=== Task objective ===
Copy each line of the entries that contains the word "越办越好".

=== Supplied material ===
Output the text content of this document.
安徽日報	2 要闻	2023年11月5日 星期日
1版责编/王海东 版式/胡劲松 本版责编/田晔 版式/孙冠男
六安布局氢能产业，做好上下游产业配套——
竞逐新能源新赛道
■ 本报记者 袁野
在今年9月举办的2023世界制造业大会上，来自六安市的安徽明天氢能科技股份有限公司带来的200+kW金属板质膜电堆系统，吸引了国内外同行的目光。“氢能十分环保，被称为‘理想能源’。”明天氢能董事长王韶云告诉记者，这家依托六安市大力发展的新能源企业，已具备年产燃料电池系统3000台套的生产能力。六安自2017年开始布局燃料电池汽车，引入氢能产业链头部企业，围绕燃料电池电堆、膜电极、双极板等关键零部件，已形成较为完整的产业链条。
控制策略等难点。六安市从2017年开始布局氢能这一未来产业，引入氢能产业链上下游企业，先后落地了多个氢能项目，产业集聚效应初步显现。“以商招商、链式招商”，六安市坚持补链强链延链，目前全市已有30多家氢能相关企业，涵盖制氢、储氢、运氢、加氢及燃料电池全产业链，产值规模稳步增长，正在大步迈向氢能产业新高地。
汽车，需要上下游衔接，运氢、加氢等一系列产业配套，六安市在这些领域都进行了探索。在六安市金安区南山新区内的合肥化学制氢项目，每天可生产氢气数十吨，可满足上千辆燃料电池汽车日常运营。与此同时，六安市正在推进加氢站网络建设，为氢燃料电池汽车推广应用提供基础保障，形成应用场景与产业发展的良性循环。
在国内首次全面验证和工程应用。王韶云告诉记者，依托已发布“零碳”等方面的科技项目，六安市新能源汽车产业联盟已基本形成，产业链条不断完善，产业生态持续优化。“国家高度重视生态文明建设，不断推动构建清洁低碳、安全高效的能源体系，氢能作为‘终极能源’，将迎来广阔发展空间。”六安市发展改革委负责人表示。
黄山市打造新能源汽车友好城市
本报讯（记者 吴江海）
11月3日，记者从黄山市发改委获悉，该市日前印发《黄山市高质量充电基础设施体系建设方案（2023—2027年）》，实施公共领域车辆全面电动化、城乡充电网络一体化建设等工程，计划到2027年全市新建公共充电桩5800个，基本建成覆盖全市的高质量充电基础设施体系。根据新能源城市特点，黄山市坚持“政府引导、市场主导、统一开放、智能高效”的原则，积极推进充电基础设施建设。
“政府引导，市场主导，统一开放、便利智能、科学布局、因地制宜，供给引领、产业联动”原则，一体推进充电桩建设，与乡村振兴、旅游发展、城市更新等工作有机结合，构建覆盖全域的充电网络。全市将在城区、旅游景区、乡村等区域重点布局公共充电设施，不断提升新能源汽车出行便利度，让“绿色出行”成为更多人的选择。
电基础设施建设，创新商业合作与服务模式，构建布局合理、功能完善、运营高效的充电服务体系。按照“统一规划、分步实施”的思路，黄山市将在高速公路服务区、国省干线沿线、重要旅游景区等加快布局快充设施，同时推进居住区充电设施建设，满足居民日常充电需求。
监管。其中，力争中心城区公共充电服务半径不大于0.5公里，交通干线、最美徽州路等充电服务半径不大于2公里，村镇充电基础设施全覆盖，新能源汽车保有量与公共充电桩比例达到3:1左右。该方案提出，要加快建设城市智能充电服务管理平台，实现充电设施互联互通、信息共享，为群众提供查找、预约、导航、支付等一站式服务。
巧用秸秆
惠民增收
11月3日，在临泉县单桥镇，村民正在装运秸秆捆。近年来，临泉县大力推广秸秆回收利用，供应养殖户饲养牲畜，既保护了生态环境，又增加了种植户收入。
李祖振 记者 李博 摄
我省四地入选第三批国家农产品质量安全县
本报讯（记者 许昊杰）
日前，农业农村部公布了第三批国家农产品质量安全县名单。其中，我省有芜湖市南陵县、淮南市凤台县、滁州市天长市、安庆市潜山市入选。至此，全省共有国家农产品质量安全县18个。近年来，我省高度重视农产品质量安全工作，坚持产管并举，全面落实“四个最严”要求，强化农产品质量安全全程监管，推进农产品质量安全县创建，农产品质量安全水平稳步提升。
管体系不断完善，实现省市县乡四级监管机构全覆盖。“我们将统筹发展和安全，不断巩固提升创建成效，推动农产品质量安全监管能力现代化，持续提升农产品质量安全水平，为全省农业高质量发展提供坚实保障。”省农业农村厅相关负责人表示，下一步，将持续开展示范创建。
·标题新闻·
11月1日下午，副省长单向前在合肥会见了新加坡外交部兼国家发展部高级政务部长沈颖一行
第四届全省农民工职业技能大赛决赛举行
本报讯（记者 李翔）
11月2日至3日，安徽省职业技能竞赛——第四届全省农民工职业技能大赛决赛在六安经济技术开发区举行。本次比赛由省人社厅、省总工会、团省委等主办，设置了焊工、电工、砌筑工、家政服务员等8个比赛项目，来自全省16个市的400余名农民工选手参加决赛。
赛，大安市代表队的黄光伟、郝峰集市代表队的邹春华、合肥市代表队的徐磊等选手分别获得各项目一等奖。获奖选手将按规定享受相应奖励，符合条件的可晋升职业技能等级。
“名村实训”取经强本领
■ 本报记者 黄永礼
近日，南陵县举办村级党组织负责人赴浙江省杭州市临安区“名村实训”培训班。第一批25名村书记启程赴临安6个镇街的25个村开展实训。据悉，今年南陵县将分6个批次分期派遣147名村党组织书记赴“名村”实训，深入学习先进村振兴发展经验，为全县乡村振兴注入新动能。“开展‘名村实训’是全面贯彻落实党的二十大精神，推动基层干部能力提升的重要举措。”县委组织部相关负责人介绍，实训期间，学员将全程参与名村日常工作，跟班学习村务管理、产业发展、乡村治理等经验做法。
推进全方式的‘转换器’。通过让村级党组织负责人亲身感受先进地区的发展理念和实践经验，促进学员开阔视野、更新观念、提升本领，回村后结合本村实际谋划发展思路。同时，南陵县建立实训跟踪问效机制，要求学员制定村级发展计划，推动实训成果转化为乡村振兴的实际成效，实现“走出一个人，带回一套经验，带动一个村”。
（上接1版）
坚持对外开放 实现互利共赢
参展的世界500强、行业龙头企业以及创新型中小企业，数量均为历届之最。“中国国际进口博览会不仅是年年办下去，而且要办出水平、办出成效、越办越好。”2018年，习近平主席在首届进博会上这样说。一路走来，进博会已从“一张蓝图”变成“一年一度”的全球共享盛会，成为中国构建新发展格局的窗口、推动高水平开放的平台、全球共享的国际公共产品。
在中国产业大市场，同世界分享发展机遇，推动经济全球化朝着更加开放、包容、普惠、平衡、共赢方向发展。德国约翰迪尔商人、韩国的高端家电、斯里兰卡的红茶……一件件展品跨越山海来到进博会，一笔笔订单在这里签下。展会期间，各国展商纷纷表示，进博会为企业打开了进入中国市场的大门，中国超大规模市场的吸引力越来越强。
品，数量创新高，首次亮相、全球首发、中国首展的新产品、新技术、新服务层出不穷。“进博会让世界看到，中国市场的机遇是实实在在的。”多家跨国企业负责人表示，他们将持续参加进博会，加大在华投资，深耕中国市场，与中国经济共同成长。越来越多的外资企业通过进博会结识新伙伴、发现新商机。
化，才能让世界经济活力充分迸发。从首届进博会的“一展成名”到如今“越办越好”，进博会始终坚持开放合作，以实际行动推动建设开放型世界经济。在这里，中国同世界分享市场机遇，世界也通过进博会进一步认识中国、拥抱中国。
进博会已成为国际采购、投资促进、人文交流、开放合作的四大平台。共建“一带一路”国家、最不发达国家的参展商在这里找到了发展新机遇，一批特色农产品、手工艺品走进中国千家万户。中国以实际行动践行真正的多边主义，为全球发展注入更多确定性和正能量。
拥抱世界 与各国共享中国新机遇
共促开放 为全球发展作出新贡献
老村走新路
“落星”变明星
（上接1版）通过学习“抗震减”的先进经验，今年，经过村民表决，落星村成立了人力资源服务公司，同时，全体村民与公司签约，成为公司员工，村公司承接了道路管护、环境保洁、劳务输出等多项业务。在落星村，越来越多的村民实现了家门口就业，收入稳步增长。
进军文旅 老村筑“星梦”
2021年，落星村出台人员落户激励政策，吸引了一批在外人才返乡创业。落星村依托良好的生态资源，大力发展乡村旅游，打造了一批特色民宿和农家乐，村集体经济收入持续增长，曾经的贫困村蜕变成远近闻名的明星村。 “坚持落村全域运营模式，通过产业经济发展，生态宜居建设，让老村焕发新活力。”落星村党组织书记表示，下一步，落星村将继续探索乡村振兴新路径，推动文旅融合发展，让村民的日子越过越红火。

=== Problem solution ===
参展的世界500强、行业龙头企业以及创新型中小企业，数量均为历届之最。“中国国际进口博览会不仅是年年办下去，而且要办出水平、办出成效、越办越好。”2018年，习近平主席在首届进博会上这样说。一路走来，进博会已从“一张蓝图”变成“一年一度”的全球共享盛会，成为中国构建新发展格局的窗口、推动高水平开放的平台、全球共享的国际公共产品。
化，才能让世界经济活力充分迸发。从首届进博会的“一展成名”到如今“越办越好”，进博会始终坚持开放合作，以实际行动推动建设开放型世界经济。在这里，中国同世界分享市场机遇，世界也通过进博会进一步认识中国、拥抱中国。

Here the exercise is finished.